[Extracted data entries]
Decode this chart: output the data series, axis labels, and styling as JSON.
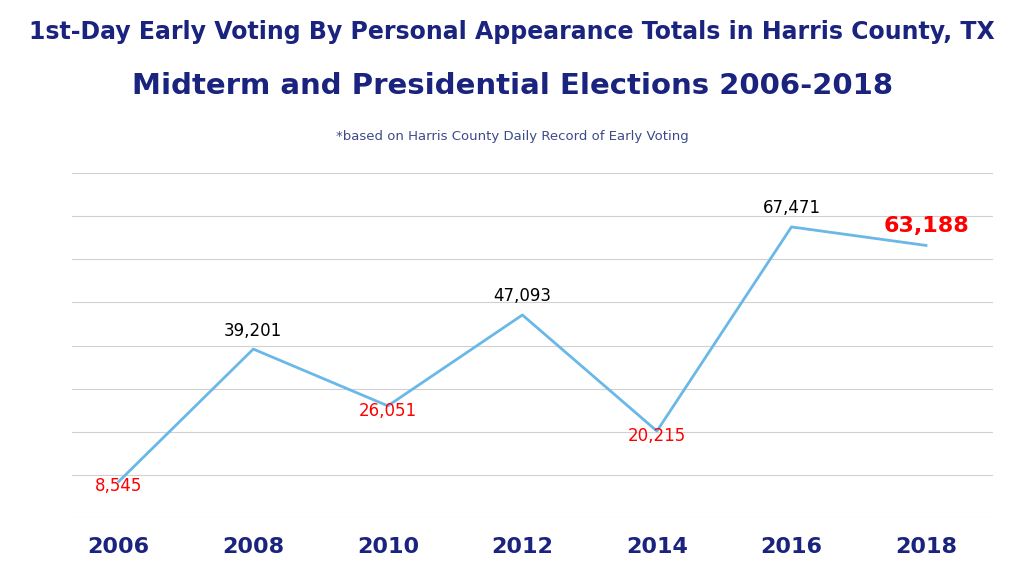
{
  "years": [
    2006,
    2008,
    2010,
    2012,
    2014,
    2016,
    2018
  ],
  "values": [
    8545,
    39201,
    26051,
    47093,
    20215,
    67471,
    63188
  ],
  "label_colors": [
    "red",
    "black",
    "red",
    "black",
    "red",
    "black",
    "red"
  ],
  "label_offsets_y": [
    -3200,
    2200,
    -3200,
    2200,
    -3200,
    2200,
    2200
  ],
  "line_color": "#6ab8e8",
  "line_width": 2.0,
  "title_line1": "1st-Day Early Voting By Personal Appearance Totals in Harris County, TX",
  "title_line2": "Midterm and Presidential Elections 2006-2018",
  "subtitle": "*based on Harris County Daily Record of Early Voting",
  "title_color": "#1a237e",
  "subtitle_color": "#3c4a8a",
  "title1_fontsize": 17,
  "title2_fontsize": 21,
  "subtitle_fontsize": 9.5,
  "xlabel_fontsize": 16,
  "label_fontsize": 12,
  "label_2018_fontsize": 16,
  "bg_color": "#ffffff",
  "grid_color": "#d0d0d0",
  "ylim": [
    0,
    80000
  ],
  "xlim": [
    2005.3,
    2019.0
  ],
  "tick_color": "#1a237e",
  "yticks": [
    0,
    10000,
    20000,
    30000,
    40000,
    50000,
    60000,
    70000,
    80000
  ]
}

The exercise:
Quote the data exactly, leaving every image out of the copy.

Solution to this problem:
Decode this chart: output the data series, axis labels, and styling as JSON.
{
  "years": [
    2006,
    2008,
    2010,
    2012,
    2014,
    2016,
    2018
  ],
  "values": [
    8545,
    39201,
    26051,
    47093,
    20215,
    67471,
    63188
  ],
  "label_colors": [
    "red",
    "black",
    "red",
    "black",
    "red",
    "black",
    "red"
  ],
  "label_offsets_y": [
    -3200,
    2200,
    -3200,
    2200,
    -3200,
    2200,
    2200
  ],
  "line_color": "#6ab8e8",
  "line_width": 2.0,
  "title_line1": "1st-Day Early Voting By Personal Appearance Totals in Harris County, TX",
  "title_line2": "Midterm and Presidential Elections 2006-2018",
  "subtitle": "*based on Harris County Daily Record of Early Voting",
  "title_color": "#1a237e",
  "subtitle_color": "#3c4a8a",
  "title1_fontsize": 17,
  "title2_fontsize": 21,
  "subtitle_fontsize": 9.5,
  "xlabel_fontsize": 16,
  "label_fontsize": 12,
  "label_2018_fontsize": 16,
  "bg_color": "#ffffff",
  "grid_color": "#d0d0d0",
  "ylim": [
    0,
    80000
  ],
  "xlim": [
    2005.3,
    2019.0
  ],
  "tick_color": "#1a237e",
  "yticks": [
    0,
    10000,
    20000,
    30000,
    40000,
    50000,
    60000,
    70000,
    80000
  ]
}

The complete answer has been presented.